RAW DATA
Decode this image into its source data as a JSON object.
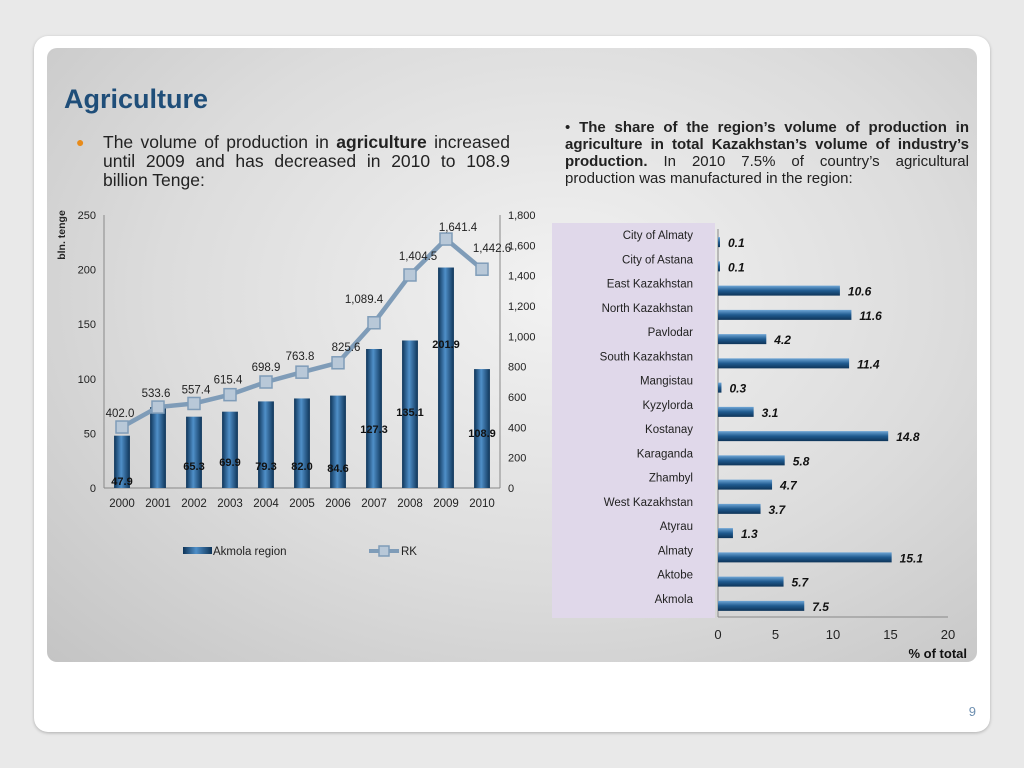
{
  "slide": {
    "title": "Agriculture",
    "left_text_lead": "The volume of production in",
    "left_text_bold": "agriculture",
    "left_text_rest": "increased until 2009 and has decreased in 2010 to 108.9 billion Tenge:",
    "right_bullet": "•",
    "right_bold": "The share of the region’s volume of production in agriculture in total Kazakhstan’s volume of industry’s production.",
    "right_rest": "In 2010 7.5% of country’s agricultural production was manufactured in the region:",
    "page_number": "9"
  },
  "chart_data": [
    {
      "type": "bar",
      "ylabel": "bln. tenge",
      "ylim": [
        0,
        250
      ],
      "y_ticks": [
        "0",
        "50",
        "100",
        "150",
        "200",
        "250"
      ],
      "y2lim": [
        0,
        1800
      ],
      "y2_ticks": [
        "0",
        "200",
        "400",
        "600",
        "800",
        "1,000",
        "1,200",
        "1,400",
        "1,600",
        "1,800"
      ],
      "categories": [
        "2000",
        "2001",
        "2002",
        "2003",
        "2004",
        "2005",
        "2006",
        "2007",
        "2008",
        "2009",
        "2010"
      ],
      "series": [
        {
          "name": "Akmola region",
          "kind": "bar",
          "axis": "left",
          "values": [
            47.9,
            74.0,
            65.3,
            69.9,
            79.3,
            82.0,
            84.6,
            127.3,
            135.1,
            201.9,
            108.9
          ],
          "labels": [
            "47.9",
            "",
            "65.3",
            "69.9",
            "79.3",
            "82.0",
            "84.6",
            "127.3",
            "135.1",
            "201.9",
            "108.9"
          ],
          "color": "#1f5a8f"
        },
        {
          "name": "RK",
          "kind": "line",
          "axis": "right",
          "values": [
            402.0,
            533.6,
            557.4,
            615.4,
            698.9,
            763.8,
            825.6,
            1089.4,
            1404.5,
            1641.4,
            1442.6
          ],
          "labels": [
            "402.0",
            "533.6",
            "557.4",
            "615.4",
            "698.9",
            "763.8",
            "825.6",
            "1,089.4",
            "1,404.5",
            "1,641.4",
            "1,442.6"
          ],
          "color": "#7f9cb8"
        }
      ],
      "legend": "bottom"
    },
    {
      "type": "bar",
      "orientation": "horizontal",
      "xlabel": "% of total",
      "xlim": [
        0,
        20
      ],
      "x_ticks": [
        "0",
        "5",
        "10",
        "15",
        "20"
      ],
      "categories": [
        "City of Almaty",
        "City of Astana",
        "East Kazakhstan",
        "North Kazakhstan",
        "Pavlodar",
        "South Kazakhstan",
        "Mangistau",
        "Kyzylorda",
        "Kostanay",
        "Karaganda",
        "Zhambyl",
        "West Kazakhstan",
        "Atyrau",
        "Almaty",
        "Aktobe",
        "Akmola"
      ],
      "values": [
        0.1,
        0.1,
        10.6,
        11.6,
        4.2,
        11.4,
        0.3,
        3.1,
        14.8,
        5.8,
        4.7,
        3.7,
        1.3,
        15.1,
        5.7,
        7.5
      ],
      "labels": [
        "0.1",
        "0.1",
        "10.6",
        "11.6",
        "4.2",
        "11.4",
        "0.3",
        "3.1",
        "14.8",
        "5.8",
        "4.7",
        "3.7",
        "1.3",
        "15.1",
        "5.7",
        "7.5"
      ],
      "color": "#1f5a8f",
      "category_background": "#e0d8ea"
    }
  ]
}
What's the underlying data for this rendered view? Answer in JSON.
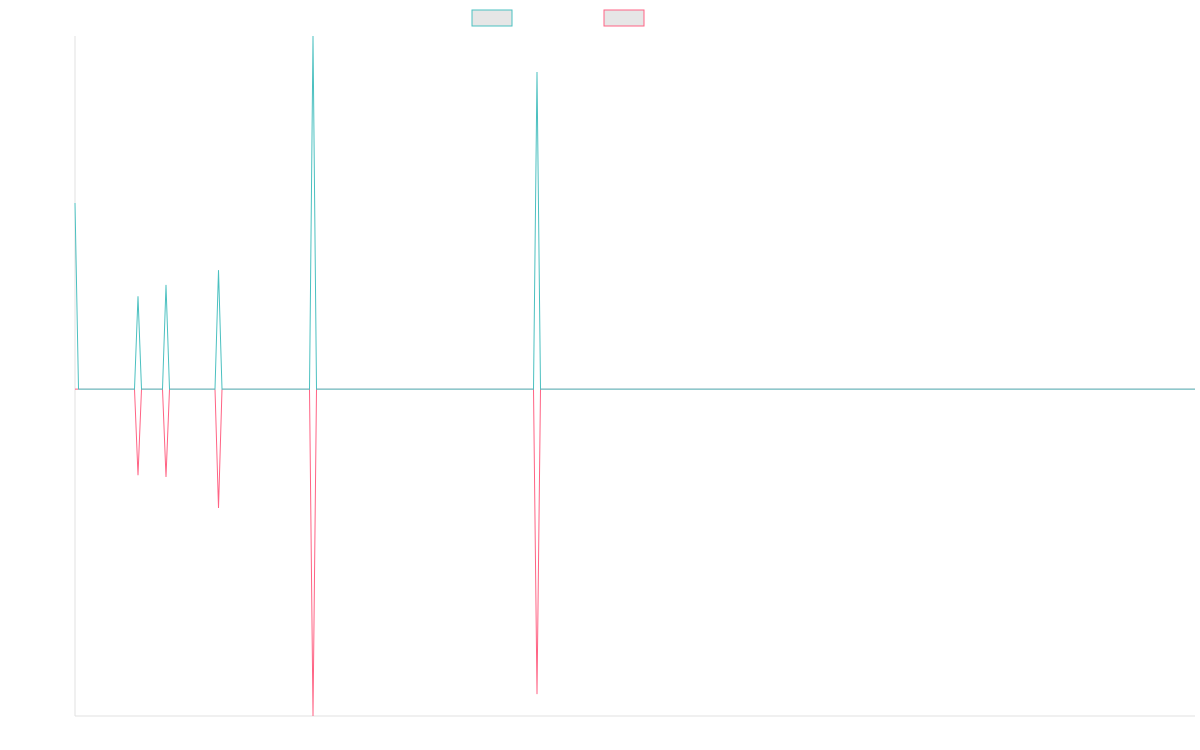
{
  "chart_data": {
    "type": "line",
    "x": [
      0,
      1,
      17,
      18,
      19,
      25,
      26,
      27,
      40,
      41,
      42,
      67,
      68,
      69,
      131,
      132,
      133,
      320
    ],
    "xlim": [
      0,
      320
    ],
    "ylim": [
      -92.6,
      100
    ],
    "series": [
      {
        "color": "#4bc0c0",
        "values": [
          52.7,
          0,
          0,
          26.3,
          0,
          0,
          29.5,
          0,
          0,
          33.7,
          0,
          0,
          100,
          0,
          0,
          89.8,
          0,
          0
        ]
      },
      {
        "color": "#ff6384",
        "values": [
          0,
          0,
          0,
          -24.4,
          0,
          0,
          -24.9,
          0,
          0,
          -33.7,
          0,
          0,
          -92.6,
          0,
          0,
          -86.4,
          0,
          0
        ]
      }
    ]
  }
}
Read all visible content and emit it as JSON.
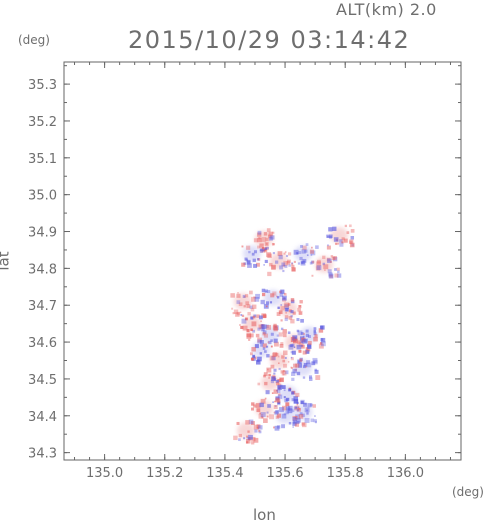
{
  "header": {
    "altitude_label": "ALT(km) 2.0",
    "timestamp": "2015/10/29 03:14:42"
  },
  "units": {
    "y_unit": "(deg)",
    "x_unit": "(deg)"
  },
  "colors": {
    "axis": "#666666",
    "positive": "#e86060",
    "negative": "#5a5ae0"
  },
  "chart_data": {
    "type": "heatmap",
    "title": "2015/10/29 03:14:42",
    "subtitle": "ALT(km) 2.0",
    "xlabel": "lon",
    "ylabel": "lat",
    "xunit": "(deg)",
    "yunit": "(deg)",
    "xlim": [
      134.865,
      136.185
    ],
    "ylim": [
      34.28,
      35.36
    ],
    "xticks": [
      "135.0",
      "135.2",
      "135.4",
      "135.6",
      "135.8",
      "136.0"
    ],
    "yticks": [
      "34.3",
      "34.4",
      "34.5",
      "34.6",
      "34.7",
      "34.8",
      "34.9",
      "35.0",
      "35.1",
      "35.2",
      "35.3"
    ],
    "grid": false,
    "color_scale": "diverging blue-white-red",
    "blobs": [
      {
        "lon": 135.53,
        "lat": 34.88,
        "value": 0.3
      },
      {
        "lon": 135.49,
        "lat": 34.84,
        "value": -0.5
      },
      {
        "lon": 135.58,
        "lat": 34.82,
        "value": 0.4
      },
      {
        "lon": 135.66,
        "lat": 34.84,
        "value": -0.3
      },
      {
        "lon": 135.73,
        "lat": 34.81,
        "value": 0.2
      },
      {
        "lon": 135.78,
        "lat": 34.89,
        "value": 0.6
      },
      {
        "lon": 135.56,
        "lat": 34.72,
        "value": -0.6
      },
      {
        "lon": 135.61,
        "lat": 34.69,
        "value": 0.5
      },
      {
        "lon": 135.49,
        "lat": 34.65,
        "value": 0.8
      },
      {
        "lon": 135.55,
        "lat": 34.62,
        "value": -0.4
      },
      {
        "lon": 135.63,
        "lat": 34.6,
        "value": 0.7
      },
      {
        "lon": 135.52,
        "lat": 34.58,
        "value": -0.7
      },
      {
        "lon": 135.58,
        "lat": 34.55,
        "value": 0.3
      },
      {
        "lon": 135.66,
        "lat": 34.53,
        "value": -0.5
      },
      {
        "lon": 135.55,
        "lat": 34.49,
        "value": 0.6
      },
      {
        "lon": 135.61,
        "lat": 34.46,
        "value": -0.8
      },
      {
        "lon": 135.53,
        "lat": 34.42,
        "value": 0.5
      },
      {
        "lon": 135.6,
        "lat": 34.4,
        "value": -0.4
      },
      {
        "lon": 135.47,
        "lat": 34.36,
        "value": 0.4
      },
      {
        "lon": 135.66,
        "lat": 34.41,
        "value": -0.3
      },
      {
        "lon": 135.68,
        "lat": 34.62,
        "value": -0.6
      },
      {
        "lon": 135.46,
        "lat": 34.71,
        "value": 0.2
      }
    ]
  }
}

TASK GOAL
Write out each line of the data exactly; the images should be left out.

OUTPUT FOR THIS TASK
Decode this image into its source data as a JSON object.
{
  "slide": {
    "title": "Agriculture",
    "left_text_lead": "The volume of production in",
    "left_text_bold": "agriculture",
    "left_text_rest": "increased until 2009 and has decreased in 2010 to 108.9 billion Tenge:",
    "right_bullet": "•",
    "right_bold": "The share of the region’s volume of production in agriculture in total Kazakhstan’s volume of industry’s production.",
    "right_rest": "In 2010 7.5% of country’s agricultural production was manufactured in the region:",
    "page_number": "9"
  },
  "chart_data": [
    {
      "type": "bar",
      "ylabel": "bln. tenge",
      "ylim": [
        0,
        250
      ],
      "y_ticks": [
        "0",
        "50",
        "100",
        "150",
        "200",
        "250"
      ],
      "y2lim": [
        0,
        1800
      ],
      "y2_ticks": [
        "0",
        "200",
        "400",
        "600",
        "800",
        "1,000",
        "1,200",
        "1,400",
        "1,600",
        "1,800"
      ],
      "categories": [
        "2000",
        "2001",
        "2002",
        "2003",
        "2004",
        "2005",
        "2006",
        "2007",
        "2008",
        "2009",
        "2010"
      ],
      "series": [
        {
          "name": "Akmola region",
          "kind": "bar",
          "axis": "left",
          "values": [
            47.9,
            74.0,
            65.3,
            69.9,
            79.3,
            82.0,
            84.6,
            127.3,
            135.1,
            201.9,
            108.9
          ],
          "labels": [
            "47.9",
            "",
            "65.3",
            "69.9",
            "79.3",
            "82.0",
            "84.6",
            "127.3",
            "135.1",
            "201.9",
            "108.9"
          ],
          "color": "#1f5a8f"
        },
        {
          "name": "RK",
          "kind": "line",
          "axis": "right",
          "values": [
            402.0,
            533.6,
            557.4,
            615.4,
            698.9,
            763.8,
            825.6,
            1089.4,
            1404.5,
            1641.4,
            1442.6
          ],
          "labels": [
            "402.0",
            "533.6",
            "557.4",
            "615.4",
            "698.9",
            "763.8",
            "825.6",
            "1,089.4",
            "1,404.5",
            "1,641.4",
            "1,442.6"
          ],
          "color": "#7f9cb8"
        }
      ],
      "legend": "bottom"
    },
    {
      "type": "bar",
      "orientation": "horizontal",
      "xlabel": "% of total",
      "xlim": [
        0,
        20
      ],
      "x_ticks": [
        "0",
        "5",
        "10",
        "15",
        "20"
      ],
      "categories": [
        "City of Almaty",
        "City of Astana",
        "East Kazakhstan",
        "North Kazakhstan",
        "Pavlodar",
        "South Kazakhstan",
        "Mangistau",
        "Kyzylorda",
        "Kostanay",
        "Karaganda",
        "Zhambyl",
        "West Kazakhstan",
        "Atyrau",
        "Almaty",
        "Aktobe",
        "Akmola"
      ],
      "values": [
        0.1,
        0.1,
        10.6,
        11.6,
        4.2,
        11.4,
        0.3,
        3.1,
        14.8,
        5.8,
        4.7,
        3.7,
        1.3,
        15.1,
        5.7,
        7.5
      ],
      "labels": [
        "0.1",
        "0.1",
        "10.6",
        "11.6",
        "4.2",
        "11.4",
        "0.3",
        "3.1",
        "14.8",
        "5.8",
        "4.7",
        "3.7",
        "1.3",
        "15.1",
        "5.7",
        "7.5"
      ],
      "color": "#1f5a8f",
      "category_background": "#e0d8ea"
    }
  ]
}
What's the underlying data for this rendered view? Answer in JSON.
{
  "chart_data": {
    "type": "line",
    "x": [
      0,
      1,
      17,
      18,
      19,
      25,
      26,
      27,
      40,
      41,
      42,
      67,
      68,
      69,
      131,
      132,
      133,
      320
    ],
    "xlim": [
      0,
      320
    ],
    "ylim": [
      -92.6,
      100
    ],
    "series": [
      {
        "color": "#4bc0c0",
        "values": [
          52.7,
          0,
          0,
          26.3,
          0,
          0,
          29.5,
          0,
          0,
          33.7,
          0,
          0,
          100,
          0,
          0,
          89.8,
          0,
          0
        ]
      },
      {
        "color": "#ff6384",
        "values": [
          0,
          0,
          0,
          -24.4,
          0,
          0,
          -24.9,
          0,
          0,
          -33.7,
          0,
          0,
          -92.6,
          0,
          0,
          -86.4,
          0,
          0
        ]
      }
    ]
  }
}
Read all visible content and emit it as JSON.
{
  "header": {
    "altitude_label": "ALT(km) 2.0",
    "timestamp": "2015/10/29 03:14:42"
  },
  "units": {
    "y_unit": "(deg)",
    "x_unit": "(deg)"
  },
  "colors": {
    "axis": "#666666",
    "positive": "#e86060",
    "negative": "#5a5ae0"
  },
  "chart_data": {
    "type": "heatmap",
    "title": "2015/10/29 03:14:42",
    "subtitle": "ALT(km) 2.0",
    "xlabel": "lon",
    "ylabel": "lat",
    "xunit": "(deg)",
    "yunit": "(deg)",
    "xlim": [
      134.865,
      136.185
    ],
    "ylim": [
      34.28,
      35.36
    ],
    "xticks": [
      "135.0",
      "135.2",
      "135.4",
      "135.6",
      "135.8",
      "136.0"
    ],
    "yticks": [
      "34.3",
      "34.4",
      "34.5",
      "34.6",
      "34.7",
      "34.8",
      "34.9",
      "35.0",
      "35.1",
      "35.2",
      "35.3"
    ],
    "grid": false,
    "color_scale": "diverging blue-white-red",
    "blobs": [
      {
        "lon": 135.53,
        "lat": 34.88,
        "value": 0.3
      },
      {
        "lon": 135.49,
        "lat": 34.84,
        "value": -0.5
      },
      {
        "lon": 135.58,
        "lat": 34.82,
        "value": 0.4
      },
      {
        "lon": 135.66,
        "lat": 34.84,
        "value": -0.3
      },
      {
        "lon": 135.73,
        "lat": 34.81,
        "value": 0.2
      },
      {
        "lon": 135.78,
        "lat": 34.89,
        "value": 0.6
      },
      {
        "lon": 135.56,
        "lat": 34.72,
        "value": -0.6
      },
      {
        "lon": 135.61,
        "lat": 34.69,
        "value": 0.5
      },
      {
        "lon": 135.49,
        "lat": 34.65,
        "value": 0.8
      },
      {
        "lon": 135.55,
        "lat": 34.62,
        "value": -0.4
      },
      {
        "lon": 135.63,
        "lat": 34.6,
        "value": 0.7
      },
      {
        "lon": 135.52,
        "lat": 34.58,
        "value": -0.7
      },
      {
        "lon": 135.58,
        "lat": 34.55,
        "value": 0.3
      },
      {
        "lon": 135.66,
        "lat": 34.53,
        "value": -0.5
      },
      {
        "lon": 135.55,
        "lat": 34.49,
        "value": 0.6
      },
      {
        "lon": 135.61,
        "lat": 34.46,
        "value": -0.8
      },
      {
        "lon": 135.53,
        "lat": 34.42,
        "value": 0.5
      },
      {
        "lon": 135.6,
        "lat": 34.4,
        "value": -0.4
      },
      {
        "lon": 135.47,
        "lat": 34.36,
        "value": 0.4
      },
      {
        "lon": 135.66,
        "lat": 34.41,
        "value": -0.3
      },
      {
        "lon": 135.68,
        "lat": 34.62,
        "value": -0.6
      },
      {
        "lon": 135.46,
        "lat": 34.71,
        "value": 0.2
      }
    ]
  }
}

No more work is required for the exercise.